* WHAT YOU ARE ASKED TO DO:
Determine how many lines of this material contain "capita". Give only the number.

* RECORDS SUPPLIED:

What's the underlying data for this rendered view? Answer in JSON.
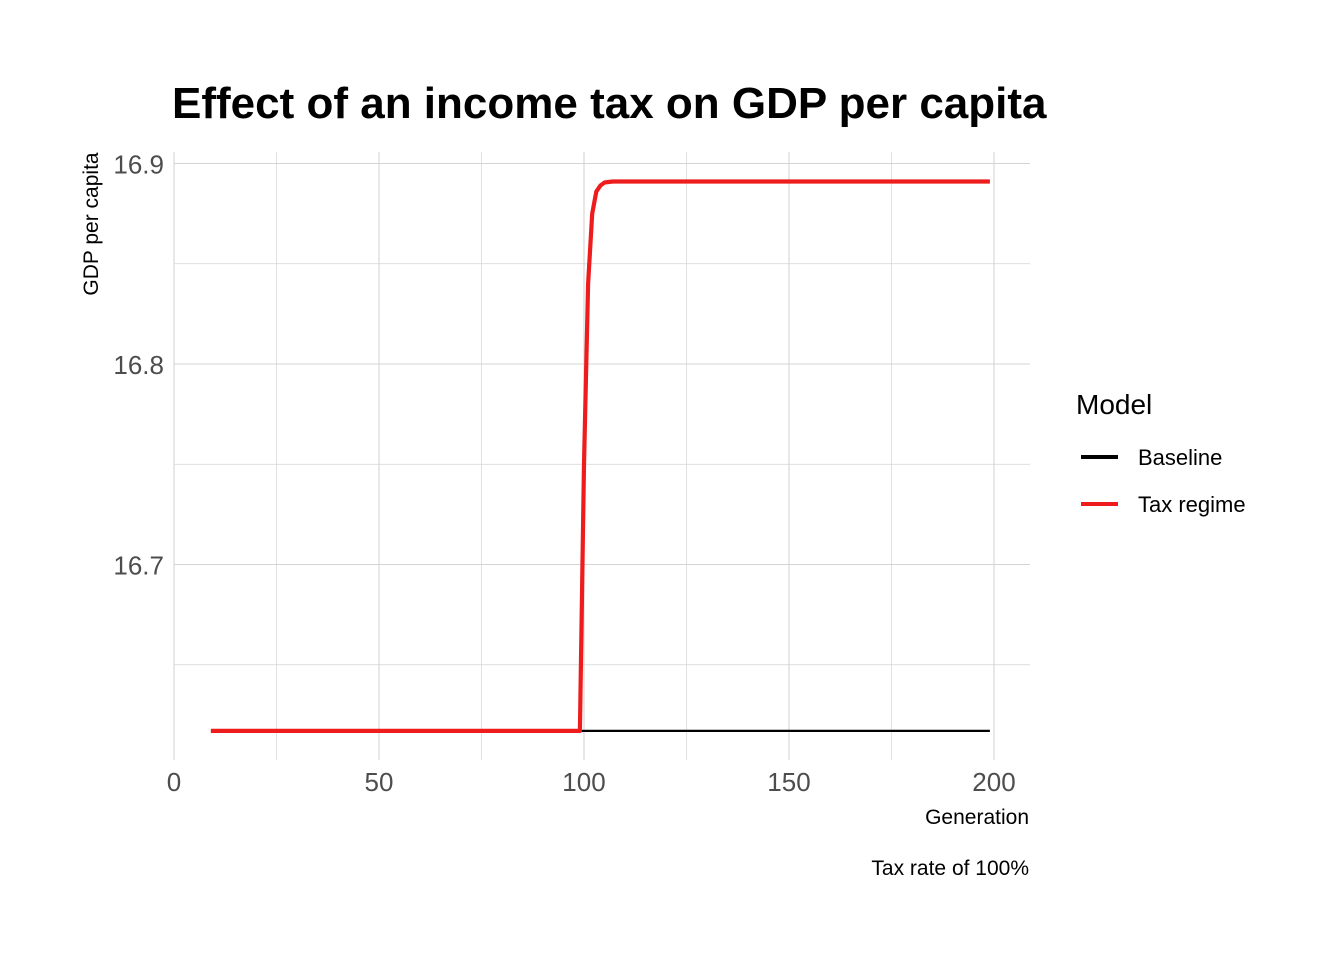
{
  "chart_data": {
    "type": "line",
    "title": "Effect of an income tax on GDP per capita",
    "xlabel": "Generation",
    "ylabel": "GDP per capita",
    "caption": "Tax rate of 100%",
    "xlim": [
      0,
      200
    ],
    "ylim": [
      16.615,
      16.905
    ],
    "x_ticks": [
      0,
      50,
      100,
      150,
      200
    ],
    "y_ticks": [
      16.7,
      16.8,
      16.9
    ],
    "grid": true,
    "legend": {
      "title": "Model",
      "position": "right",
      "entries": [
        "Baseline",
        "Tax regime"
      ]
    },
    "series": [
      {
        "name": "Baseline",
        "color": "#000000",
        "x": [
          9,
          199
        ],
        "y": [
          16.617,
          16.617
        ]
      },
      {
        "name": "Tax regime",
        "color": "#ee1c1c",
        "x": [
          9,
          99,
          100,
          101,
          102,
          103,
          104,
          105,
          107,
          110,
          199
        ],
        "y": [
          16.617,
          16.617,
          16.75,
          16.84,
          16.875,
          16.886,
          16.889,
          16.8905,
          16.891,
          16.891,
          16.891
        ]
      }
    ]
  }
}
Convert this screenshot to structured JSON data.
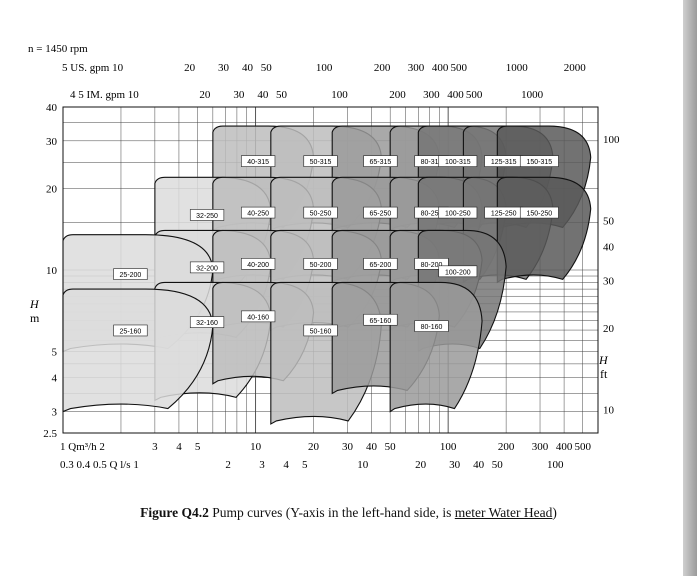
{
  "header": {
    "speed": "n = 1450 rpm",
    "us_gpm_label": "5 US. gpm 10",
    "im_gpm_label": "4 5 IM. gpm 10"
  },
  "top_axes": {
    "us_gpm_ticks": [
      "20",
      "30",
      "40",
      "50",
      "100",
      "200",
      "300",
      "400",
      "500",
      "1000",
      "2000"
    ],
    "im_gpm_ticks": [
      "20",
      "30",
      "40",
      "50",
      "100",
      "200",
      "300",
      "400",
      "500",
      "1000"
    ]
  },
  "bottom_axes": {
    "flow_m3h_label": "1 Qm³/h 2",
    "flow_m3h_ticks": [
      "3",
      "4",
      "5",
      "10",
      "20",
      "30",
      "40",
      "50",
      "100",
      "200",
      "300",
      "400",
      "500"
    ],
    "flow_ls_label": "0.3 0.4 0.5 Q l/s 1",
    "flow_ls_ticks": [
      "2",
      "3",
      "4",
      "5",
      "10",
      "20",
      "30",
      "40",
      "50",
      "100"
    ]
  },
  "left_axis": {
    "label_top": "H",
    "label_bottom": "m",
    "ticks": [
      "40",
      "30",
      "20",
      "10",
      "5",
      "4",
      "3",
      "2.5"
    ]
  },
  "right_axis": {
    "label_top": "H",
    "label_bottom": "ft",
    "ticks": [
      "100",
      "50",
      "40",
      "30",
      "20",
      "10"
    ]
  },
  "caption": {
    "bold": "Figure Q4.2",
    "text": " Pump curves (Y-axis in the left-hand side, is ",
    "underlined": "meter Water Head",
    "end": ")"
  },
  "chart_data": {
    "type": "area",
    "x_scale": "log",
    "y_scale": "log",
    "xlabel": "Q m³/h",
    "ylabel": "H m",
    "xlim": [
      1,
      600
    ],
    "ylim": [
      2.5,
      40
    ],
    "grid": true,
    "colors": {
      "shade1": "#dcdcdc",
      "shade2": "#bdbdbd",
      "shade3": "#9a9a9a",
      "shade4": "#767676",
      "shade5": "#595959"
    },
    "series": [
      {
        "name": "25-160",
        "q_min": 1.0,
        "q_max": 6.0,
        "h_min": 3.0,
        "h_max": 8.5,
        "shade": 1
      },
      {
        "name": "25-200",
        "q_min": 1.0,
        "q_max": 6.0,
        "h_min": 5.0,
        "h_max": 13.5,
        "shade": 1
      },
      {
        "name": "32-160",
        "q_min": 3.0,
        "q_max": 12.0,
        "h_min": 3.3,
        "h_max": 9.0,
        "shade": 1
      },
      {
        "name": "32-200",
        "q_min": 3.0,
        "q_max": 12.0,
        "h_min": 5.5,
        "h_max": 14.0,
        "shade": 1
      },
      {
        "name": "32-250",
        "q_min": 3.0,
        "q_max": 12.0,
        "h_min": 8.5,
        "h_max": 22.0,
        "shade": 1
      },
      {
        "name": "40-160",
        "q_min": 6.0,
        "q_max": 20.0,
        "h_min": 3.8,
        "h_max": 9.0,
        "shade": 2
      },
      {
        "name": "40-200",
        "q_min": 6.0,
        "q_max": 20.0,
        "h_min": 6.0,
        "h_max": 14.0,
        "shade": 2
      },
      {
        "name": "40-250",
        "q_min": 6.0,
        "q_max": 20.0,
        "h_min": 9.0,
        "h_max": 22.0,
        "shade": 2
      },
      {
        "name": "40-315",
        "q_min": 6.0,
        "q_max": 20.0,
        "h_min": 14.0,
        "h_max": 34.0,
        "shade": 2
      },
      {
        "name": "50-160",
        "q_min": 12.0,
        "q_max": 45.0,
        "h_min": 2.7,
        "h_max": 9.0,
        "shade": 2
      },
      {
        "name": "50-200",
        "q_min": 12.0,
        "q_max": 45.0,
        "h_min": 6.0,
        "h_max": 14.0,
        "shade": 2
      },
      {
        "name": "50-250",
        "q_min": 12.0,
        "q_max": 45.0,
        "h_min": 9.0,
        "h_max": 22.0,
        "shade": 2
      },
      {
        "name": "50-315",
        "q_min": 12.0,
        "q_max": 45.0,
        "h_min": 14.0,
        "h_max": 34.0,
        "shade": 2
      },
      {
        "name": "65-160",
        "q_min": 25.0,
        "q_max": 90.0,
        "h_min": 3.5,
        "h_max": 9.0,
        "shade": 3
      },
      {
        "name": "65-200",
        "q_min": 25.0,
        "q_max": 90.0,
        "h_min": 6.0,
        "h_max": 14.0,
        "shade": 3
      },
      {
        "name": "65-250",
        "q_min": 25.0,
        "q_max": 90.0,
        "h_min": 9.0,
        "h_max": 22.0,
        "shade": 3
      },
      {
        "name": "65-315",
        "q_min": 25.0,
        "q_max": 90.0,
        "h_min": 14.0,
        "h_max": 34.0,
        "shade": 3
      },
      {
        "name": "80-160",
        "q_min": 50.0,
        "q_max": 150.0,
        "h_min": 3.0,
        "h_max": 9.0,
        "shade": 3
      },
      {
        "name": "80-200",
        "q_min": 50.0,
        "q_max": 150.0,
        "h_min": 6.0,
        "h_max": 14.0,
        "shade": 3
      },
      {
        "name": "80-250",
        "q_min": 50.0,
        "q_max": 150.0,
        "h_min": 9.0,
        "h_max": 22.0,
        "shade": 3
      },
      {
        "name": "80-315",
        "q_min": 50.0,
        "q_max": 150.0,
        "h_min": 14.0,
        "h_max": 34.0,
        "shade": 3
      },
      {
        "name": "100-200",
        "q_min": 70.0,
        "q_max": 200.0,
        "h_min": 5.0,
        "h_max": 14.0,
        "shade": 4
      },
      {
        "name": "100-250",
        "q_min": 70.0,
        "q_max": 200.0,
        "h_min": 9.0,
        "h_max": 22.0,
        "shade": 4
      },
      {
        "name": "100-315",
        "q_min": 70.0,
        "q_max": 200.0,
        "h_min": 14.0,
        "h_max": 34.0,
        "shade": 4
      },
      {
        "name": "125-250",
        "q_min": 120.0,
        "q_max": 350.0,
        "h_min": 9.0,
        "h_max": 22.0,
        "shade": 4
      },
      {
        "name": "125-315",
        "q_min": 120.0,
        "q_max": 350.0,
        "h_min": 14.0,
        "h_max": 34.0,
        "shade": 4
      },
      {
        "name": "150-250",
        "q_min": 180.0,
        "q_max": 550.0,
        "h_min": 9.0,
        "h_max": 22.0,
        "shade": 5
      },
      {
        "name": "150-315",
        "q_min": 180.0,
        "q_max": 550.0,
        "h_min": 14.0,
        "h_max": 34.0,
        "shade": 5
      }
    ]
  }
}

* FINAL RESULT:
2